-- Dataset extract start --

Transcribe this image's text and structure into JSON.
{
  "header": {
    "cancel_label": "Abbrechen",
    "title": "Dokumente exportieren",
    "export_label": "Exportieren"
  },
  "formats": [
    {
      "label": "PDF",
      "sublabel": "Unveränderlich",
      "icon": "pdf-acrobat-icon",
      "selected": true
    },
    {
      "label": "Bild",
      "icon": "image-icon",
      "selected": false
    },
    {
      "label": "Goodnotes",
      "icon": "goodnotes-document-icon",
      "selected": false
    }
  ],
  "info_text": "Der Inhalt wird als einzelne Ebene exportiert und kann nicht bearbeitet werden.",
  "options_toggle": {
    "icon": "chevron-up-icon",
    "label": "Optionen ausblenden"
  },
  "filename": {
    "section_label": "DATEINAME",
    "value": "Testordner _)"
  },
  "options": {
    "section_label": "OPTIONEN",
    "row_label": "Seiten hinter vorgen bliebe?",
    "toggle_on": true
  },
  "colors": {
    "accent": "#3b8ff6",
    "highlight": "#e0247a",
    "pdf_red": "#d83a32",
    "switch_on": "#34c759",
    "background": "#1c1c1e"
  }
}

-- Dataset extract end --

Aim of the exercise: Each line that contains the string "image" counts once; report how many such lines the entries have, giving only the number.

The output: 2